** BEGIN **

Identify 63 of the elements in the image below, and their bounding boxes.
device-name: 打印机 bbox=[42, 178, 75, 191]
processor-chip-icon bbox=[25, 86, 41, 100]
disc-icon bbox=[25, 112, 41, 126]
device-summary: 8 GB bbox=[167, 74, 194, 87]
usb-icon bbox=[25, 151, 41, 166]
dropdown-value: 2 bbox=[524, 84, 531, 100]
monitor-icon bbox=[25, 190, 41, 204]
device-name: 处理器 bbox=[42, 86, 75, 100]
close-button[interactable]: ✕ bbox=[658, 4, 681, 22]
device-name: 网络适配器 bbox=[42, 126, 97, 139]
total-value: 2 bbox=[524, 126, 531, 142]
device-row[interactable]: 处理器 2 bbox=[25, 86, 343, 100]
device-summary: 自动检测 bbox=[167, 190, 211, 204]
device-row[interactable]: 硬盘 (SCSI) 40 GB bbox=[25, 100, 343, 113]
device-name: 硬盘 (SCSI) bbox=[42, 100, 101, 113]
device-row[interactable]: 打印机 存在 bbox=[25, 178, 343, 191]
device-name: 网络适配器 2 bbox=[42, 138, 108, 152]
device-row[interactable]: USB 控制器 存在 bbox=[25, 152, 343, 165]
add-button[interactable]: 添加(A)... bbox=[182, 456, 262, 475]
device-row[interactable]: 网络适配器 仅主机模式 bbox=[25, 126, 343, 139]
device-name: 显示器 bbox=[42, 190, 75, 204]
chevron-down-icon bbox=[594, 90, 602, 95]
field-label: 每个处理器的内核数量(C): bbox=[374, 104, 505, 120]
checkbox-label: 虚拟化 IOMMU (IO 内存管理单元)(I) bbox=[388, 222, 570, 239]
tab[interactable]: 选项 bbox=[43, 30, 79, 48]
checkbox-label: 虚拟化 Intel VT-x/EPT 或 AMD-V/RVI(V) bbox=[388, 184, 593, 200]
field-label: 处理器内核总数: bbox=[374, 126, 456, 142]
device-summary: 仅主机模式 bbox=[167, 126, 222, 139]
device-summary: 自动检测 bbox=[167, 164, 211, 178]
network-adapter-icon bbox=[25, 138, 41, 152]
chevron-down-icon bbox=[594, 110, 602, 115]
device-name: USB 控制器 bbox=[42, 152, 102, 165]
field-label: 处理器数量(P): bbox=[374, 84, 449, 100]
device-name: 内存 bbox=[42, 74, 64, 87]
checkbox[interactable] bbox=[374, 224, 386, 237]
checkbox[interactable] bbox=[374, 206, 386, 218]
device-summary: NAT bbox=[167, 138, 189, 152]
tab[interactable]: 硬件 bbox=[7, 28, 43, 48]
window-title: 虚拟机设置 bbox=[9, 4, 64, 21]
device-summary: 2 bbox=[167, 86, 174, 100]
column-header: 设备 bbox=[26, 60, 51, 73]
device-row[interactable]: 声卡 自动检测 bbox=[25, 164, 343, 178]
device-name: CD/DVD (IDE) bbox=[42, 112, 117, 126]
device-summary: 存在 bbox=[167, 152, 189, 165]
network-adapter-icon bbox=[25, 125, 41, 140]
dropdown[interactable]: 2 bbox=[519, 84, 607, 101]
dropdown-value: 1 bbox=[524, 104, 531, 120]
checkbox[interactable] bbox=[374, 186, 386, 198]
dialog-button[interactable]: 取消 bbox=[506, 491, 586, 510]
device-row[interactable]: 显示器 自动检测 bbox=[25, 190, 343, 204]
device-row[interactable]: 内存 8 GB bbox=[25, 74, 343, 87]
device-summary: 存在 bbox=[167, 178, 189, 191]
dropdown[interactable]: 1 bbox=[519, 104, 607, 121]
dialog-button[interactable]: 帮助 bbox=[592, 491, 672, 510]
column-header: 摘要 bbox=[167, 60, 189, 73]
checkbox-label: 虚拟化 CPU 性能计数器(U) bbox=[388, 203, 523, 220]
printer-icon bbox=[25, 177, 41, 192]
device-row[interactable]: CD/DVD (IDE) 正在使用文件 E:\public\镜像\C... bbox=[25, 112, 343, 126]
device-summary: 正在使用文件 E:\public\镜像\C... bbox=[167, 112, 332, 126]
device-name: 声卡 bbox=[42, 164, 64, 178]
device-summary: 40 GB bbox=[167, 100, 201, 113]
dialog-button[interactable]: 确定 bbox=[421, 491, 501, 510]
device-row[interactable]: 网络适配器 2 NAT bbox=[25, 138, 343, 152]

** END **

# To do
Print every line of the listing above, word for word and in the same order, with nothing changed or left out.

# Correct answer
Identify 63 of the elements in the image below, and their bounding boxes.
device-name: 打印机 bbox=[42, 178, 75, 191]
processor-chip-icon bbox=[25, 86, 41, 100]
disc-icon bbox=[25, 112, 41, 126]
device-summary: 8 GB bbox=[167, 74, 194, 87]
usb-icon bbox=[25, 151, 41, 166]
dropdown-value: 2 bbox=[524, 84, 531, 100]
monitor-icon bbox=[25, 190, 41, 204]
device-name: 处理器 bbox=[42, 86, 75, 100]
close-button[interactable]: ✕ bbox=[658, 4, 681, 22]
device-name: 网络适配器 bbox=[42, 126, 97, 139]
total-value: 2 bbox=[524, 126, 531, 142]
device-row[interactable]: 处理器 2 bbox=[25, 86, 343, 100]
device-summary: 自动检测 bbox=[167, 190, 211, 204]
device-row[interactable]: 硬盘 (SCSI) 40 GB bbox=[25, 100, 343, 113]
device-name: 硬盘 (SCSI) bbox=[42, 100, 101, 113]
device-row[interactable]: 打印机 存在 bbox=[25, 178, 343, 191]
device-name: 网络适配器 2 bbox=[42, 138, 108, 152]
device-row[interactable]: USB 控制器 存在 bbox=[25, 152, 343, 165]
add-button[interactable]: 添加(A)... bbox=[182, 456, 262, 475]
device-row[interactable]: 网络适配器 仅主机模式 bbox=[25, 126, 343, 139]
device-name: 显示器 bbox=[42, 190, 75, 204]
chevron-down-icon bbox=[594, 90, 602, 95]
field-label: 每个处理器的内核数量(C): bbox=[374, 104, 505, 120]
checkbox-label: 虚拟化 IOMMU (IO 内存管理单元)(I) bbox=[388, 222, 570, 239]
tab[interactable]: 选项 bbox=[43, 30, 79, 48]
checkbox-label: 虚拟化 Intel VT-x/EPT 或 AMD-V/RVI(V) bbox=[388, 184, 593, 200]
field-label: 处理器内核总数: bbox=[374, 126, 456, 142]
device-summary: 仅主机模式 bbox=[167, 126, 222, 139]
device-summary: 自动检测 bbox=[167, 164, 211, 178]
network-adapter-icon bbox=[25, 138, 41, 152]
chevron-down-icon bbox=[594, 110, 602, 115]
device-name: USB 控制器 bbox=[42, 152, 102, 165]
field-label: 处理器数量(P): bbox=[374, 84, 449, 100]
device-name: 内存 bbox=[42, 74, 64, 87]
checkbox[interactable] bbox=[374, 224, 386, 237]
checkbox[interactable] bbox=[374, 206, 386, 218]
device-summary: NAT bbox=[167, 138, 189, 152]
tab[interactable]: 硬件 bbox=[7, 28, 43, 48]
window-title: 虚拟机设置 bbox=[9, 4, 64, 21]
device-summary: 2 bbox=[167, 86, 174, 100]
column-header: 设备 bbox=[26, 60, 51, 73]
device-row[interactable]: 声卡 自动检测 bbox=[25, 164, 343, 178]
device-name: CD/DVD (IDE) bbox=[42, 112, 117, 126]
device-summary: 存在 bbox=[167, 152, 189, 165]
network-adapter-icon bbox=[25, 125, 41, 140]
dropdown[interactable]: 2 bbox=[519, 84, 607, 101]
dropdown-value: 1 bbox=[524, 104, 531, 120]
checkbox[interactable] bbox=[374, 186, 386, 198]
dialog-button[interactable]: 取消 bbox=[506, 491, 586, 510]
device-row[interactable]: 显示器 自动检测 bbox=[25, 190, 343, 204]
device-row[interactable]: 内存 8 GB bbox=[25, 74, 343, 87]
device-summary: 存在 bbox=[167, 178, 189, 191]
dropdown[interactable]: 1 bbox=[519, 104, 607, 121]
dialog-button[interactable]: 帮助 bbox=[592, 491, 672, 510]
column-header: 摘要 bbox=[167, 60, 189, 73]
checkbox-label: 虚拟化 CPU 性能计数器(U) bbox=[388, 203, 523, 220]
printer-icon bbox=[25, 177, 41, 192]
device-row[interactable]: CD/DVD (IDE) 正在使用文件 E:\public\镜像\C... bbox=[25, 112, 343, 126]
device-summary: 正在使用文件 E:\public\镜像\C... bbox=[167, 112, 332, 126]
device-name: 声卡 bbox=[42, 164, 64, 178]
device-summary: 40 GB bbox=[167, 100, 201, 113]
dialog-button[interactable]: 确定 bbox=[421, 491, 501, 510]
device-row[interactable]: 网络适配器 2 NAT bbox=[25, 138, 343, 152]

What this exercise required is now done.